Will you extract the entries word for word? Images should not appear in the copy.

------

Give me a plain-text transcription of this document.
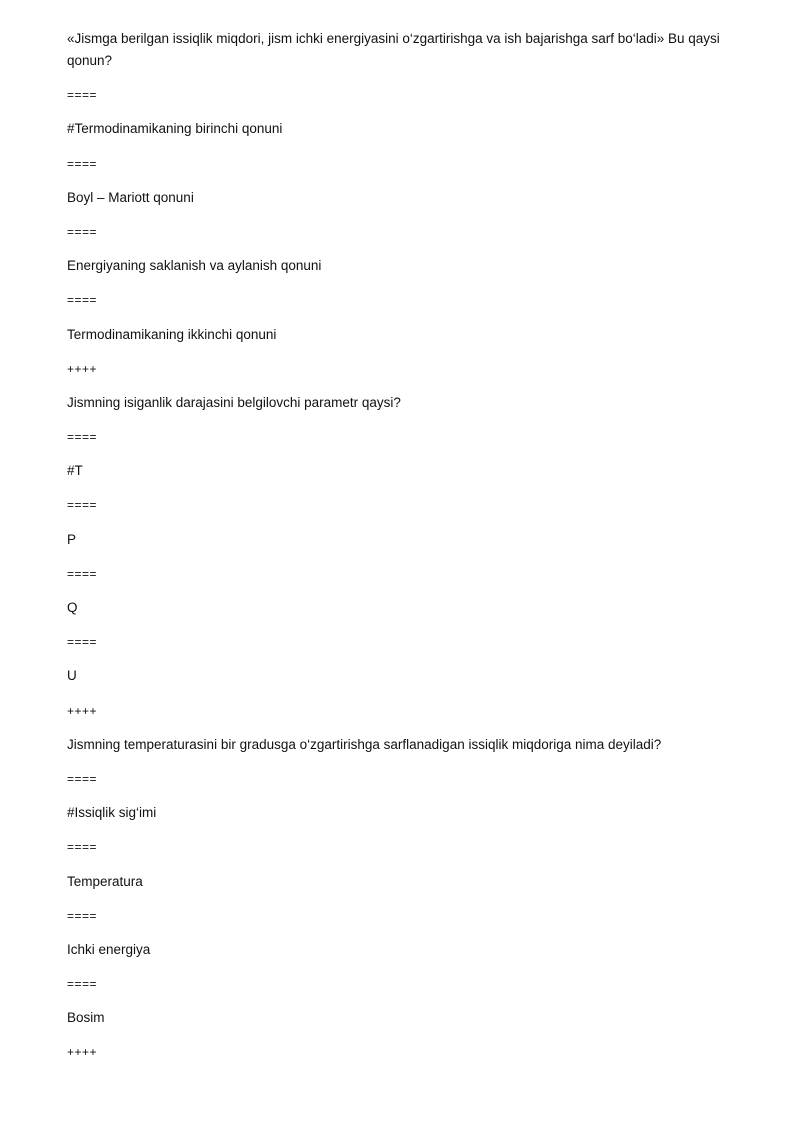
«Jismga berilgan issiqlik miqdori, jism ichki energiyasini o‘zgartirishga va ish bajarishga sarf bo‘ladi» Bu qaysi qonun?

====

#Termodinamikaning birinchi qonuni

====

Boyl – Mariott qonuni

====

Energiyaning saklanish va aylanish qonuni

====

Termodinamikaning ikkinchi qonuni

++++

Jismning isiganlik darajasini belgilovchi parametr qaysi?

====

#T

====

P

====

Q

====

U

++++

Jismning temperaturasini bir gradusga o‘zgartirishga sarflanadigan issiqlik miqdoriga nima deyiladi?

====

#Issiqlik sig‘imi

====

Temperatura

====

Ichki energiya

====

Bosim

++++
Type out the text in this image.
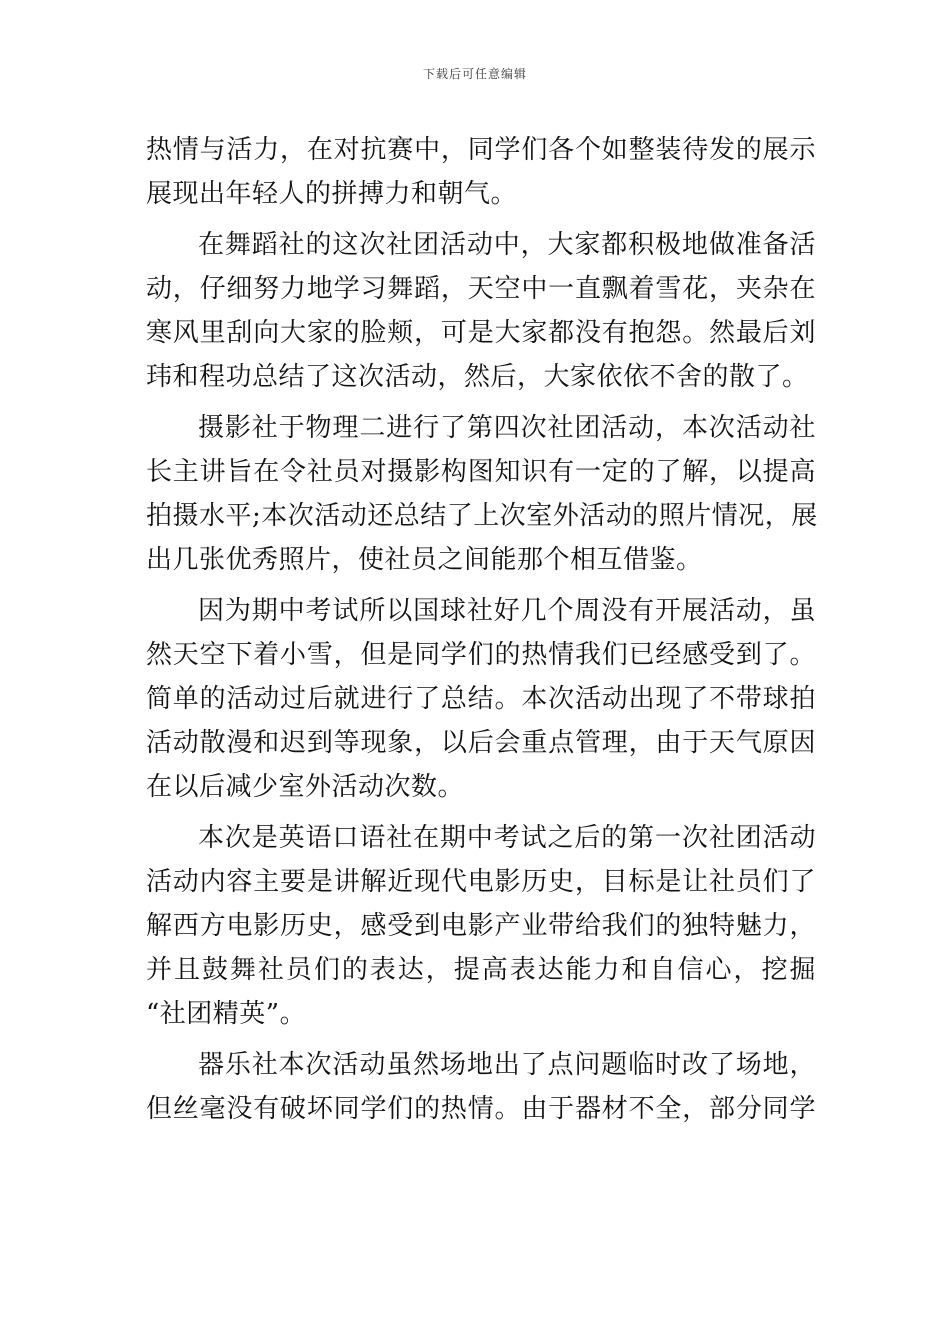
下载后可任意编辑
热情与活力，在对抗赛中，同学们各个如整装待发的展示
展现出年轻人的拼搏力和朝气。
在舞蹈社的这次社团活动中，大家都积极地做准备活
动，仔细努力地学习舞蹈，天空中一直飘着雪花，夹杂在
寒风里刮向大家的脸颊，可是大家都没有抱怨。然最后刘
玮和程功总结了这次活动，然后，大家依依不舍的散了。
摄影社于物理二进行了第四次社团活动，本次活动社
长主讲旨在令社员对摄影构图知识有一定的了解，以提高
拍摄水平;本次活动还总结了上次室外活动的照片情况，展
出几张优秀照片，使社员之间能那个相互借鉴。
因为期中考试所以国球社好几个周没有开展活动，虽
然天空下着小雪，但是同学们的热情我们已经感受到了。
简单的活动过后就进行了总结。本次活动出现了不带球拍
活动散漫和迟到等现象，以后会重点管理，由于天气原因
在以后减少室外活动次数。
本次是英语口语社在期中考试之后的第一次社团活动
活动内容主要是讲解近现代电影历史，目标是让社员们了
解西方电影历史，感受到电影产业带给我们的独特魅力，
并且鼓舞社员们的表达，提高表达能力和自信心，挖掘
“社团精英”。
器乐社本次活动虽然场地出了点问题临时改了场地，
但丝毫没有破坏同学们的热情。由于器材不全，部分同学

------

• _Complete answer_:
Give me a plain-text transcription of this document.
«Jismga berilgan issiqlik miqdori, jism ichki energiyasini o‘zgartirishga va ish bajarishga sarf bo‘ladi» Bu qaysi qonun?

====

#Termodinamikaning birinchi qonuni

====

Boyl – Mariott qonuni

====

Energiyaning saklanish va aylanish qonuni

====

Termodinamikaning ikkinchi qonuni

++++

Jismning isiganlik darajasini belgilovchi parametr qaysi?

====

#T

====

P

====

Q

====

U

++++

Jismning temperaturasini bir gradusga o‘zgartirishga sarflanadigan issiqlik miqdoriga nima deyiladi?

====

#Issiqlik sig‘imi

====

Temperatura

====

Ichki energiya

====

Bosim

++++
Type out the text in this image.
下载后可任意编辑
热情与活力，在对抗赛中，同学们各个如整装待发的展示
展现出年轻人的拼搏力和朝气。
在舞蹈社的这次社团活动中，大家都积极地做准备活
动，仔细努力地学习舞蹈，天空中一直飘着雪花，夹杂在
寒风里刮向大家的脸颊，可是大家都没有抱怨。然最后刘
玮和程功总结了这次活动，然后，大家依依不舍的散了。
摄影社于物理二进行了第四次社团活动，本次活动社
长主讲旨在令社员对摄影构图知识有一定的了解，以提高
拍摄水平;本次活动还总结了上次室外活动的照片情况，展
出几张优秀照片，使社员之间能那个相互借鉴。
因为期中考试所以国球社好几个周没有开展活动，虽
然天空下着小雪，但是同学们的热情我们已经感受到了。
简单的活动过后就进行了总结。本次活动出现了不带球拍
活动散漫和迟到等现象，以后会重点管理，由于天气原因
在以后减少室外活动次数。
本次是英语口语社在期中考试之后的第一次社团活动
活动内容主要是讲解近现代电影历史，目标是让社员们了
解西方电影历史，感受到电影产业带给我们的独特魅力，
并且鼓舞社员们的表达，提高表达能力和自信心，挖掘
“社团精英”。
器乐社本次活动虽然场地出了点问题临时改了场地，
但丝毫没有破坏同学们的热情。由于器材不全，部分同学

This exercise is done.